DIRECTIVE: Locate each line containing the string "Солнца" and copy it out.

[Dataset rows]
>> Begin

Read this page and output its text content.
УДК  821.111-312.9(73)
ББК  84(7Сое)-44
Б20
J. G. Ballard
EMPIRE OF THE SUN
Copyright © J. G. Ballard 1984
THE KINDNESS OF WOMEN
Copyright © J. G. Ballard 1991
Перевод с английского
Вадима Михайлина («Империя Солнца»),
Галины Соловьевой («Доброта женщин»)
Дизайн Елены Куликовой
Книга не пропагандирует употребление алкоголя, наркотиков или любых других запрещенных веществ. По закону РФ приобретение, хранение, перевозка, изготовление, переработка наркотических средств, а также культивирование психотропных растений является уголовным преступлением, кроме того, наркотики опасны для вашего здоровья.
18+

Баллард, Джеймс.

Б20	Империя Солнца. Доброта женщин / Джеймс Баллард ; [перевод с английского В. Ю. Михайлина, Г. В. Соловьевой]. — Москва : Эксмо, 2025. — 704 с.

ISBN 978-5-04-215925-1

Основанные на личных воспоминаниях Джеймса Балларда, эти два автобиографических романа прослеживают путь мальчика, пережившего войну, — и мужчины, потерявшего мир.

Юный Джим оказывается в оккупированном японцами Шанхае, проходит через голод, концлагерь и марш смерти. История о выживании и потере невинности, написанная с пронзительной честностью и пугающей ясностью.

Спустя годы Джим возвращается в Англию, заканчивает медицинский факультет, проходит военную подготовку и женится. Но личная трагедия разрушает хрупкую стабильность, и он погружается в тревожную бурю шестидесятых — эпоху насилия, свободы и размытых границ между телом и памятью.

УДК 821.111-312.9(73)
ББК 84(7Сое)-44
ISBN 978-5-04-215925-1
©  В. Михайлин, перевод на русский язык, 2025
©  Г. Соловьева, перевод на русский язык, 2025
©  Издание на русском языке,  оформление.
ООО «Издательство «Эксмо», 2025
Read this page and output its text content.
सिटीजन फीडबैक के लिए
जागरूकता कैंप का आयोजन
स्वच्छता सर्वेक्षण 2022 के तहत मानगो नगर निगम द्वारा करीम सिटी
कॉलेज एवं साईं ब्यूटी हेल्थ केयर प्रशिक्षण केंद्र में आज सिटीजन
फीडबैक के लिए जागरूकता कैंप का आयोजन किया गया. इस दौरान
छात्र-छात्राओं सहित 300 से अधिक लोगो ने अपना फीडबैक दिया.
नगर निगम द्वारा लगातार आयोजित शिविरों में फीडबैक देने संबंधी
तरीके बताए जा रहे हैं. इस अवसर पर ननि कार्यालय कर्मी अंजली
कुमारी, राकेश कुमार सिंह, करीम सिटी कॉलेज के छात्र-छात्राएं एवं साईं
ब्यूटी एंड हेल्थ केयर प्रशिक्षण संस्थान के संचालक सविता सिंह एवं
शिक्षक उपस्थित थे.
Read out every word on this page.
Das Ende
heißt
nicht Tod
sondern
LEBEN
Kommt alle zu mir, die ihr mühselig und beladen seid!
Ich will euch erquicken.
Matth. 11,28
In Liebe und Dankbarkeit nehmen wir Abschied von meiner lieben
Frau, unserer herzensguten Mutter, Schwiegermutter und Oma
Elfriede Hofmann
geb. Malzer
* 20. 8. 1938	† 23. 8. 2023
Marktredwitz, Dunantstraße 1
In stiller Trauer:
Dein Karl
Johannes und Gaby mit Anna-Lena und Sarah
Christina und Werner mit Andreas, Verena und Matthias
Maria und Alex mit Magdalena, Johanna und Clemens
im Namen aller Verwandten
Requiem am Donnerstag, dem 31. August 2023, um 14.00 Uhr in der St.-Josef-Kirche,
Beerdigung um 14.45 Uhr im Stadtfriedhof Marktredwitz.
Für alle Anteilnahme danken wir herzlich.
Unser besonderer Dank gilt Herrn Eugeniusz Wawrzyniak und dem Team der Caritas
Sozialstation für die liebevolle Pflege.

>> End

OUTPUT FOR THIS EXERCISE:
Вадима Михайлина («Империя Солнца»),
Б20	Империя Солнца. Доброта женщин / Джеймс Баллард ; [перевод с английского В. Ю. Михайлина, Г. В. Соловьевой]. — Москва : Эксмо, 2025. — 704 с.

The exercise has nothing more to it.